Exercise description = Restate the records below word for word, and omit the images they hold.

Collected data =
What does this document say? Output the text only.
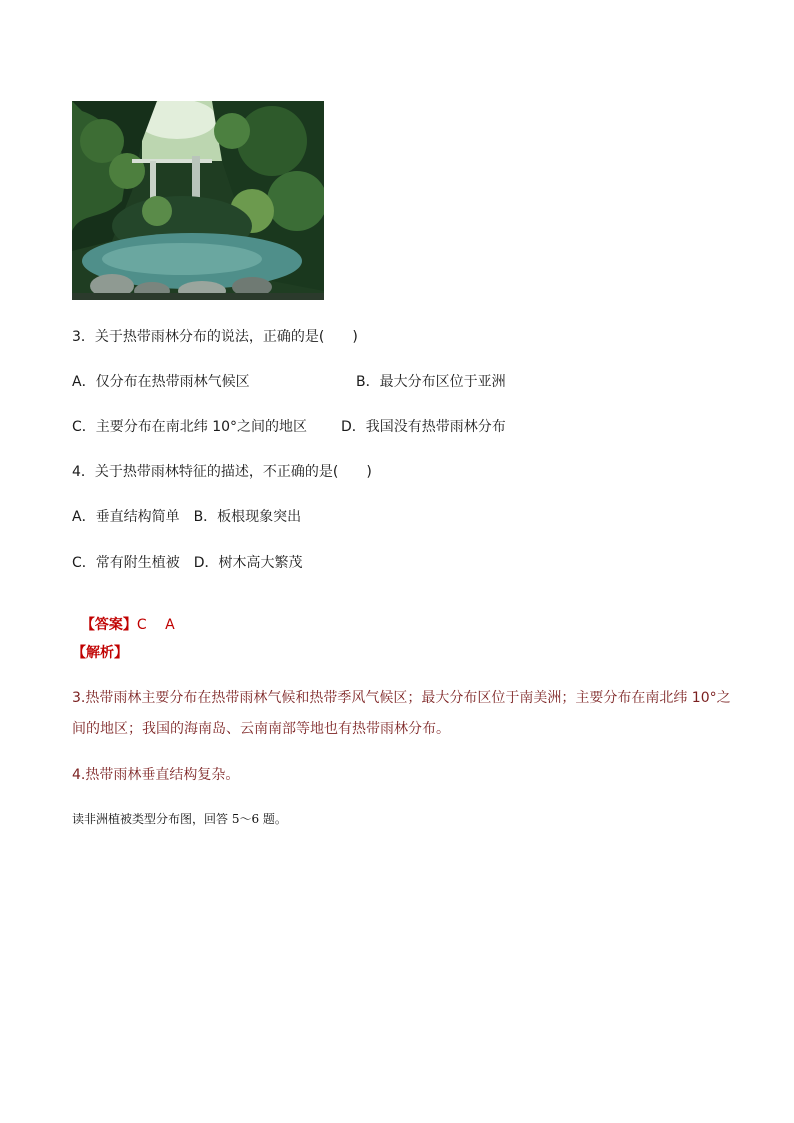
3．关于热带雨林分布的说法，正确的是(　　)
A．仅分布在热带雨林气候区	B．最大分布区位于亚洲
C．主要分布在南北纬 10°之间的地区 D．我国没有热带雨林分布
4．关于热带雨林特征的描述，不正确的是(　　)
A．垂直结构简单　B．板根现象突出
C．常有附生植被　D．树木高大繁茂

【答案】C　 A

【解析】
3.热带雨林主要分布在热带雨林气候和热带季风气候区；最大分布区位于南美洲；主要分布在南北纬 10°之
间的地区；我国的海南岛、云南南部等地也有热带雨林分布。
4.热带雨林垂直结构复杂。
读非洲植被类型分布图，回答 5～6 题。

Complete answer =
What does this document say? Output the text only.
3．关于热带雨林分布的说法，正确的是(　　)
A．仅分布在热带雨林气候区	B．最大分布区位于亚洲
C．主要分布在南北纬 10°之间的地区 D．我国没有热带雨林分布
4．关于热带雨林特征的描述，不正确的是(　　)
A．垂直结构简单　B．板根现象突出
C．常有附生植被　D．树木高大繁茂

【答案】C　 A

【解析】
3.热带雨林主要分布在热带雨林气候和热带季风气候区；最大分布区位于南美洲；主要分布在南北纬 10°之
间的地区；我国的海南岛、云南南部等地也有热带雨林分布。
4.热带雨林垂直结构复杂。
读非洲植被类型分布图，回答 5～6 题。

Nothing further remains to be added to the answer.